- _EXERCISE_
All records below must be retyped exactly.

- _RECORDS FOR THIS EXERCISE_
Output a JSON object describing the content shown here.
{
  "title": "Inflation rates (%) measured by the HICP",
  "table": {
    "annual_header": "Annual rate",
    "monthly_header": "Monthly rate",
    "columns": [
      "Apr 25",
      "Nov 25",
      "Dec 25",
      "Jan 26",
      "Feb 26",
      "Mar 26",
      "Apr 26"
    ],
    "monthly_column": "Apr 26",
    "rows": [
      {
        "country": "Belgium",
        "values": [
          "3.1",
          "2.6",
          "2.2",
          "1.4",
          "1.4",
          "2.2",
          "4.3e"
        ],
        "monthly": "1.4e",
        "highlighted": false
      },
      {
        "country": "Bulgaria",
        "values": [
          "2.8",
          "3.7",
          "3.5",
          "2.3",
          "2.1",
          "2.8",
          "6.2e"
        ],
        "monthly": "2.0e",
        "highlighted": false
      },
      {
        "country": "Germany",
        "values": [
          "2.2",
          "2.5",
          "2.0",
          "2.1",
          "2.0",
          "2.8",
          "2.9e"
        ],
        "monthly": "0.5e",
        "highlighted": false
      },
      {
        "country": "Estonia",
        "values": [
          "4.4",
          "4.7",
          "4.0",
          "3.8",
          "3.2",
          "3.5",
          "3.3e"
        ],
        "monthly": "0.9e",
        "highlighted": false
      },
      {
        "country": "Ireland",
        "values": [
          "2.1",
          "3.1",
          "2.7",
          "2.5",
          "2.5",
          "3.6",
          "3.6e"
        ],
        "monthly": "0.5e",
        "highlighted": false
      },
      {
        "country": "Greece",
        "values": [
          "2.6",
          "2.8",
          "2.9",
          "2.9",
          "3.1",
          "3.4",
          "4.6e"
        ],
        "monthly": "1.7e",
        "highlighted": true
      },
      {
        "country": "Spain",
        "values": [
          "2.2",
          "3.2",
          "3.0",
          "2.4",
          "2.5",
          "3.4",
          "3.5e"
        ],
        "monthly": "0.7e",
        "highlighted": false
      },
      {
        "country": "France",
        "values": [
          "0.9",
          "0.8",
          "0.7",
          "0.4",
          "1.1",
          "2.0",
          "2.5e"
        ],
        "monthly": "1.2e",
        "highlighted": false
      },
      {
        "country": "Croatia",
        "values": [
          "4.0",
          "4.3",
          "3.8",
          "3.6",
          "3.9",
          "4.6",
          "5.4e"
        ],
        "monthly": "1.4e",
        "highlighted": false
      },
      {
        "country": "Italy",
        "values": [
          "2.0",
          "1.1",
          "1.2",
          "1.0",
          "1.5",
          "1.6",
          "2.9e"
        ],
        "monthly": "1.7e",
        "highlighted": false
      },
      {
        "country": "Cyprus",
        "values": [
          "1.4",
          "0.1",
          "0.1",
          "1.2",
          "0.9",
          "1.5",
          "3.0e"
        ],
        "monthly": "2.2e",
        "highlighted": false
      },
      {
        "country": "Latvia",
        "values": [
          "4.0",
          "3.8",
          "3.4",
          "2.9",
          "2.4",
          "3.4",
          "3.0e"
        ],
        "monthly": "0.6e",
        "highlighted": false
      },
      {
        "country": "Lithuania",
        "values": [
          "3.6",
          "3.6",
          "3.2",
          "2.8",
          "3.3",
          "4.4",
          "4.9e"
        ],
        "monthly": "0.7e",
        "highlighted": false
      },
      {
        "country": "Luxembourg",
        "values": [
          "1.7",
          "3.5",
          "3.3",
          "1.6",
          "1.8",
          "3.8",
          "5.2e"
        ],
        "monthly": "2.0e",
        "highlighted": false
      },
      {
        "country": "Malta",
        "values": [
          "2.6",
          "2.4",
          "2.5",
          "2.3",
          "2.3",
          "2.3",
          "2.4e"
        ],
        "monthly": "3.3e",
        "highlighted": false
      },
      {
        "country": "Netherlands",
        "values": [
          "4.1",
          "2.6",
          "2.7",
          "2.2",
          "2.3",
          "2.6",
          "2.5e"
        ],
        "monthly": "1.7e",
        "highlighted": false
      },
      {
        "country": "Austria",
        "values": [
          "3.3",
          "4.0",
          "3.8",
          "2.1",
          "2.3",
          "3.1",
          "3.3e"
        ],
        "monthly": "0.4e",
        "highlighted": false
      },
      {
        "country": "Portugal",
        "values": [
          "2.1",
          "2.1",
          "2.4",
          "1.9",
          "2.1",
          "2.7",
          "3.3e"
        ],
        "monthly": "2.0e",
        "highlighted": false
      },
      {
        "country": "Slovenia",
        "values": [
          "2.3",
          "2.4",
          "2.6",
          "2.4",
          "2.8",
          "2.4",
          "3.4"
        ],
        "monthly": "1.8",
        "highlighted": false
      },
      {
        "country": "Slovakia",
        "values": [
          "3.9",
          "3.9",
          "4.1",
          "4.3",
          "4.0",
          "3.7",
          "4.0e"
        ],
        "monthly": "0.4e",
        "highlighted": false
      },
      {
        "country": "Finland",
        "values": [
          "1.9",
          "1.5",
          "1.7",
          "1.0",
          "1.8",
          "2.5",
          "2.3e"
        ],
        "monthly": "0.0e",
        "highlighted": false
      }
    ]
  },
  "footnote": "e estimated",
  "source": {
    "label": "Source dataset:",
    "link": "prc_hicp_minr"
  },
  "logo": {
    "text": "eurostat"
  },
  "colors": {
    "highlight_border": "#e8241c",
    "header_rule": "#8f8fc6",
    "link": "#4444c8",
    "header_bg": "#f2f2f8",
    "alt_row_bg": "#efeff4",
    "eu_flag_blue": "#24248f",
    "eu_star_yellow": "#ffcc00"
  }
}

- _PROBLEM SOLUTION_
Output a JSON object describing the content shown here.
{
  "title": "Inflation rates (%) measured by the HICP",
  "table": {
    "annual_header": "Annual rate",
    "monthly_header": "Monthly rate",
    "columns": [
      "Apr 25",
      "Nov 25",
      "Dec 25",
      "Jan 26",
      "Feb 26",
      "Mar 26",
      "Apr 26"
    ],
    "monthly_column": "Apr 26",
    "rows": [
      {
        "country": "Belgium",
        "values": [
          "3.1",
          "2.6",
          "2.2",
          "1.4",
          "1.4",
          "2.2",
          "4.3e"
        ],
        "monthly": "1.4e",
        "highlighted": false
      },
      {
        "country": "Bulgaria",
        "values": [
          "2.8",
          "3.7",
          "3.5",
          "2.3",
          "2.1",
          "2.8",
          "6.2e"
        ],
        "monthly": "2.0e",
        "highlighted": false
      },
      {
        "country": "Germany",
        "values": [
          "2.2",
          "2.5",
          "2.0",
          "2.1",
          "2.0",
          "2.8",
          "2.9e"
        ],
        "monthly": "0.5e",
        "highlighted": false
      },
      {
        "country": "Estonia",
        "values": [
          "4.4",
          "4.7",
          "4.0",
          "3.8",
          "3.2",
          "3.5",
          "3.3e"
        ],
        "monthly": "0.9e",
        "highlighted": false
      },
      {
        "country": "Ireland",
        "values": [
          "2.1",
          "3.1",
          "2.7",
          "2.5",
          "2.5",
          "3.6",
          "3.6e"
        ],
        "monthly": "0.5e",
        "highlighted": false
      },
      {
        "country": "Greece",
        "values": [
          "2.6",
          "2.8",
          "2.9",
          "2.9",
          "3.1",
          "3.4",
          "4.6e"
        ],
        "monthly": "1.7e",
        "highlighted": true
      },
      {
        "country": "Spain",
        "values": [
          "2.2",
          "3.2",
          "3.0",
          "2.4",
          "2.5",
          "3.4",
          "3.5e"
        ],
        "monthly": "0.7e",
        "highlighted": false
      },
      {
        "country": "France",
        "values": [
          "0.9",
          "0.8",
          "0.7",
          "0.4",
          "1.1",
          "2.0",
          "2.5e"
        ],
        "monthly": "1.2e",
        "highlighted": false
      },
      {
        "country": "Croatia",
        "values": [
          "4.0",
          "4.3",
          "3.8",
          "3.6",
          "3.9",
          "4.6",
          "5.4e"
        ],
        "monthly": "1.4e",
        "highlighted": false
      },
      {
        "country": "Italy",
        "values": [
          "2.0",
          "1.1",
          "1.2",
          "1.0",
          "1.5",
          "1.6",
          "2.9e"
        ],
        "monthly": "1.7e",
        "highlighted": false
      },
      {
        "country": "Cyprus",
        "values": [
          "1.4",
          "0.1",
          "0.1",
          "1.2",
          "0.9",
          "1.5",
          "3.0e"
        ],
        "monthly": "2.2e",
        "highlighted": false
      },
      {
        "country": "Latvia",
        "values": [
          "4.0",
          "3.8",
          "3.4",
          "2.9",
          "2.4",
          "3.4",
          "3.0e"
        ],
        "monthly": "0.6e",
        "highlighted": false
      },
      {
        "country": "Lithuania",
        "values": [
          "3.6",
          "3.6",
          "3.2",
          "2.8",
          "3.3",
          "4.4",
          "4.9e"
        ],
        "monthly": "0.7e",
        "highlighted": false
      },
      {
        "country": "Luxembourg",
        "values": [
          "1.7",
          "3.5",
          "3.3",
          "1.6",
          "1.8",
          "3.8",
          "5.2e"
        ],
        "monthly": "2.0e",
        "highlighted": false
      },
      {
        "country": "Malta",
        "values": [
          "2.6",
          "2.4",
          "2.5",
          "2.3",
          "2.3",
          "2.3",
          "2.4e"
        ],
        "monthly": "3.3e",
        "highlighted": false
      },
      {
        "country": "Netherlands",
        "values": [
          "4.1",
          "2.6",
          "2.7",
          "2.2",
          "2.3",
          "2.6",
          "2.5e"
        ],
        "monthly": "1.7e",
        "highlighted": false
      },
      {
        "country": "Austria",
        "values": [
          "3.3",
          "4.0",
          "3.8",
          "2.1",
          "2.3",
          "3.1",
          "3.3e"
        ],
        "monthly": "0.4e",
        "highlighted": false
      },
      {
        "country": "Portugal",
        "values": [
          "2.1",
          "2.1",
          "2.4",
          "1.9",
          "2.1",
          "2.7",
          "3.3e"
        ],
        "monthly": "2.0e",
        "highlighted": false
      },
      {
        "country": "Slovenia",
        "values": [
          "2.3",
          "2.4",
          "2.6",
          "2.4",
          "2.8",
          "2.4",
          "3.4"
        ],
        "monthly": "1.8",
        "highlighted": false
      },
      {
        "country": "Slovakia",
        "values": [
          "3.9",
          "3.9",
          "4.1",
          "4.3",
          "4.0",
          "3.7",
          "4.0e"
        ],
        "monthly": "0.4e",
        "highlighted": false
      },
      {
        "country": "Finland",
        "values": [
          "1.9",
          "1.5",
          "1.7",
          "1.0",
          "1.8",
          "2.5",
          "2.3e"
        ],
        "monthly": "0.0e",
        "highlighted": false
      }
    ]
  },
  "footnote": "e estimated",
  "source": {
    "label": "Source dataset:",
    "link": "prc_hicp_minr"
  },
  "logo": {
    "text": "eurostat"
  },
  "colors": {
    "highlight_border": "#e8241c",
    "header_rule": "#8f8fc6",
    "link": "#4444c8",
    "header_bg": "#f2f2f8",
    "alt_row_bg": "#efeff4",
    "eu_flag_blue": "#24248f",
    "eu_star_yellow": "#ffcc00"
  }
}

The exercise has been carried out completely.